● PROBLEM STATEMENT: Leave out the pictures and repeat every record exactly.
::: DATA SHOWN
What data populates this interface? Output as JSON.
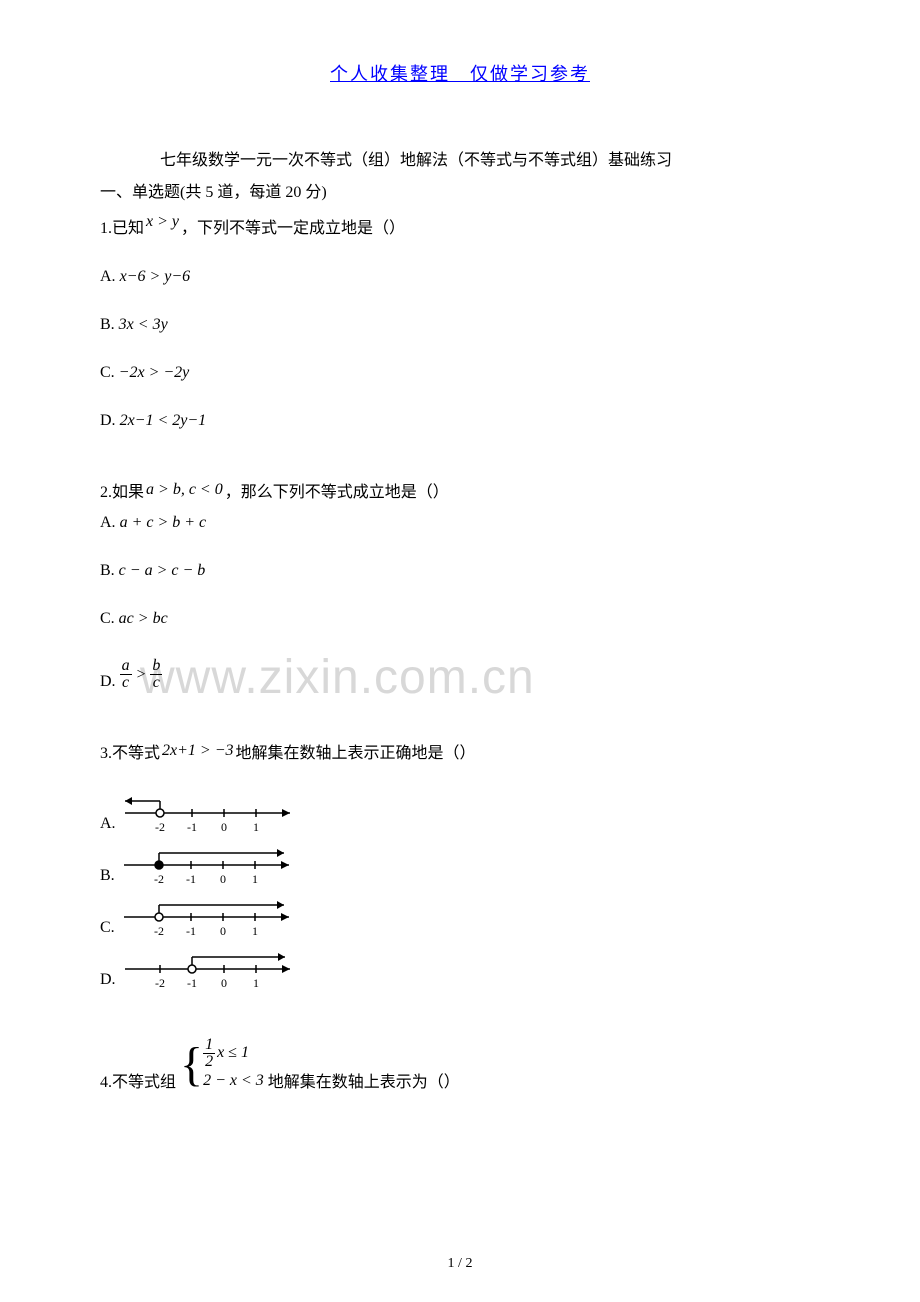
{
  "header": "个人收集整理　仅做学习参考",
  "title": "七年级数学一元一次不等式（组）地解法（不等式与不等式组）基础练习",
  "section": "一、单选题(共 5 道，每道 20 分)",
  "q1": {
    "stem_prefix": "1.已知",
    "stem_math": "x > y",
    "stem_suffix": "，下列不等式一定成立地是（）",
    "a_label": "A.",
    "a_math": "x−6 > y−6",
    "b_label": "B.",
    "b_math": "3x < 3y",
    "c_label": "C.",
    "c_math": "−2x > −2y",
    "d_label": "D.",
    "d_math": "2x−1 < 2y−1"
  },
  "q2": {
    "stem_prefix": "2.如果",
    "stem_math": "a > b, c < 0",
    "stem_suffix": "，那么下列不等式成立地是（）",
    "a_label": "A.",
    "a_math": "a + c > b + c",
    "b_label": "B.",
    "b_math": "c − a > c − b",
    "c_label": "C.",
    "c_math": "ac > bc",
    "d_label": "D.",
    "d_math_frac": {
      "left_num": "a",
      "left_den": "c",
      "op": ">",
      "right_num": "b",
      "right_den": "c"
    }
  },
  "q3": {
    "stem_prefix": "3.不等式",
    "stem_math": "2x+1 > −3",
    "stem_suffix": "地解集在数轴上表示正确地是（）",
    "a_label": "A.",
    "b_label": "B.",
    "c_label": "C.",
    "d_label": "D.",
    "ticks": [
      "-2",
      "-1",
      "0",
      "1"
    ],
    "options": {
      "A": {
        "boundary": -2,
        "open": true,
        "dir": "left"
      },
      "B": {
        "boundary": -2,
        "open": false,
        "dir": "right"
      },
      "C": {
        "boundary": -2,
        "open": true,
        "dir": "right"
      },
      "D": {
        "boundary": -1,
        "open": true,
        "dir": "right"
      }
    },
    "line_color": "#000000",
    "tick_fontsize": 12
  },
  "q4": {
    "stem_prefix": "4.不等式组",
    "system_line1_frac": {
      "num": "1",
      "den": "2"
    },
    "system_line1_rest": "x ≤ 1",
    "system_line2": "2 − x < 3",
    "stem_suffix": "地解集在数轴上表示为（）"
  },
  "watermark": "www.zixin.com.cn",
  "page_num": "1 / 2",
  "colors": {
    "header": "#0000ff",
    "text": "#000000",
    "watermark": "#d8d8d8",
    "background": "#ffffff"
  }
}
::::::
● RESULT OF THE EXERCISE:
What data populates this interface? Output as JSON.
{
  "header": "个人收集整理　仅做学习参考",
  "title": "七年级数学一元一次不等式（组）地解法（不等式与不等式组）基础练习",
  "section": "一、单选题(共 5 道，每道 20 分)",
  "q1": {
    "stem_prefix": "1.已知",
    "stem_math": "x > y",
    "stem_suffix": "，下列不等式一定成立地是（）",
    "a_label": "A.",
    "a_math": "x−6 > y−6",
    "b_label": "B.",
    "b_math": "3x < 3y",
    "c_label": "C.",
    "c_math": "−2x > −2y",
    "d_label": "D.",
    "d_math": "2x−1 < 2y−1"
  },
  "q2": {
    "stem_prefix": "2.如果",
    "stem_math": "a > b, c < 0",
    "stem_suffix": "，那么下列不等式成立地是（）",
    "a_label": "A.",
    "a_math": "a + c > b + c",
    "b_label": "B.",
    "b_math": "c − a > c − b",
    "c_label": "C.",
    "c_math": "ac > bc",
    "d_label": "D.",
    "d_math_frac": {
      "left_num": "a",
      "left_den": "c",
      "op": ">",
      "right_num": "b",
      "right_den": "c"
    }
  },
  "q3": {
    "stem_prefix": "3.不等式",
    "stem_math": "2x+1 > −3",
    "stem_suffix": "地解集在数轴上表示正确地是（）",
    "a_label": "A.",
    "b_label": "B.",
    "c_label": "C.",
    "d_label": "D.",
    "ticks": [
      "-2",
      "-1",
      "0",
      "1"
    ],
    "options": {
      "A": {
        "boundary": -2,
        "open": true,
        "dir": "left"
      },
      "B": {
        "boundary": -2,
        "open": false,
        "dir": "right"
      },
      "C": {
        "boundary": -2,
        "open": true,
        "dir": "right"
      },
      "D": {
        "boundary": -1,
        "open": true,
        "dir": "right"
      }
    },
    "line_color": "#000000",
    "tick_fontsize": 12
  },
  "q4": {
    "stem_prefix": "4.不等式组",
    "system_line1_frac": {
      "num": "1",
      "den": "2"
    },
    "system_line1_rest": "x ≤ 1",
    "system_line2": "2 − x < 3",
    "stem_suffix": "地解集在数轴上表示为（）"
  },
  "watermark": "www.zixin.com.cn",
  "page_num": "1 / 2",
  "colors": {
    "header": "#0000ff",
    "text": "#000000",
    "watermark": "#d8d8d8",
    "background": "#ffffff"
  }
}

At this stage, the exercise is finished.